▶ _YOUR OBJECTIVE_
Reproduce the records below in full and without edits, omitting images.

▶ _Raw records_

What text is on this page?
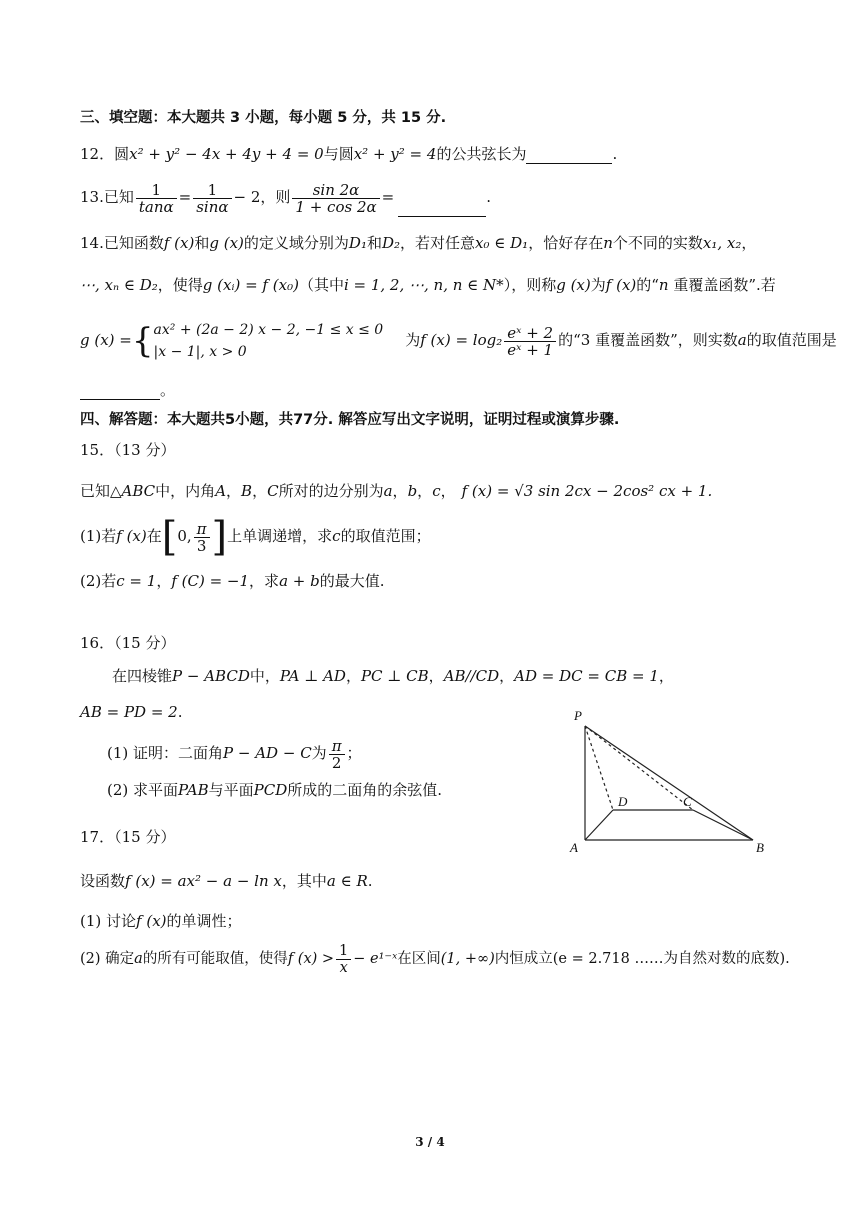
三、填空题：本大题共 3 小题，每小题 5 分，共 15 分.
12．圆x² + y² − 4x + 4y + 4 = 0与圆x² + y² = 4的公共弦长为	.
13.已知 $\frac{1}{\tan\alpha} = \frac{1}{\sin\alpha} - 2$，则 $\frac{\sin 2\alpha}{1 + \cos 2\alpha}$ =	.
14.已知函数f (x)和g (x)的定义域分别为D₁和D₂，若对任意x₀ ∈ D₁，恰好存在n个不同的实数x₁, x₂，
⋯, xₙ ∈ D₂，使得g (xᵢ) = f (x₀)（其中i = 1, 2, ⋯, n, n ∈ N*），则称g (x)为f (x)的“n 重覆盖函数”.若
g (x) ={ ax² + (2a − 2) x − 2, −1 ≤ x ≤ 0
|x − 1|, x > 0
为f $(x) = \log_2 \frac{\text{eˣ + 2}}{\text{eˣ + 1}}$ 的“3 重覆盖函数”，则实数a的取值范围是
。
四、解答题：本大题共5小题，共77分. 解答应写出文字说明，证明过程或演算步骤.
15．（13 分）
已知△ABC中，内角A，B，C所对的边分别为a，b，c， f (x) = √3 sin 2cx − 2cos² cx + 1.
(1)若f (x)在[0, $\frac{\pi}{3}$ ]上单调递增，求c的取值范围；
(2)若c = 1，f (C) = −1，求a + b的最大值.
16．（15 分）
在四棱锥P − ABCD中，PA ⊥ AD，PC ⊥ CB，AB//CD，AD = DC = CB = 1，
AB = PD = 2.
(1) 证明：二面角P − AD − C为 $\frac{\pi}{2}$ ；
(2) 求平面PAB与平面PCD所成的二面角的余弦值.
P
A	B
C
D
17．（15 分）
设函数f (x) = ax² − a − ln x，其中a ∈ R.
(1) 讨论f (x)的单调性；
(2) 确定a的所有可能取值，使得f $(x) > \frac{1}{x}$ − e¹⁻ˣ在区间(1, +∞)内恒成立(e = 2.718 ……为自然对数的底数).
3 / 4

▶ _ANSWER TO THE PROBLEM_
What text is on this page?
三、填空题：本大题共 3 小题，每小题 5 分，共 15 分.
12．圆x² + y² − 4x + 4y + 4 = 0与圆x² + y² = 4的公共弦长为	.
13.已知 $\frac{1}{\tan\alpha} = \frac{1}{\sin\alpha} - 2$，则 $\frac{\sin 2\alpha}{1 + \cos 2\alpha}$ =	.
14.已知函数f (x)和g (x)的定义域分别为D₁和D₂，若对任意x₀ ∈ D₁，恰好存在n个不同的实数x₁, x₂，
⋯, xₙ ∈ D₂，使得g (xᵢ) = f (x₀)（其中i = 1, 2, ⋯, n, n ∈ N*），则称g (x)为f (x)的“n 重覆盖函数”.若
g (x) ={ ax² + (2a − 2) x − 2, −1 ≤ x ≤ 0
|x − 1|, x > 0
为f $(x) = \log_2 \frac{\text{eˣ + 2}}{\text{eˣ + 1}}$ 的“3 重覆盖函数”，则实数a的取值范围是
。
四、解答题：本大题共5小题，共77分. 解答应写出文字说明，证明过程或演算步骤.
15．（13 分）
已知△ABC中，内角A，B，C所对的边分别为a，b，c， f (x) = √3 sin 2cx − 2cos² cx + 1.
(1)若f (x)在[0, $\frac{\pi}{3}$ ]上单调递增，求c的取值范围；
(2)若c = 1，f (C) = −1，求a + b的最大值.
16．（15 分）
在四棱锥P − ABCD中，PA ⊥ AD，PC ⊥ CB，AB//CD，AD = DC = CB = 1，
AB = PD = 2.
(1) 证明：二面角P − AD − C为 $\frac{\pi}{2}$ ；
(2) 求平面PAB与平面PCD所成的二面角的余弦值.
P
A	B
C
D
17．（15 分）
设函数f (x) = ax² − a − ln x，其中a ∈ R.
(1) 讨论f (x)的单调性；
(2) 确定a的所有可能取值，使得f $(x) > \frac{1}{x}$ − e¹⁻ˣ在区间(1, +∞)内恒成立(e = 2.718 ……为自然对数的底数).
3 / 4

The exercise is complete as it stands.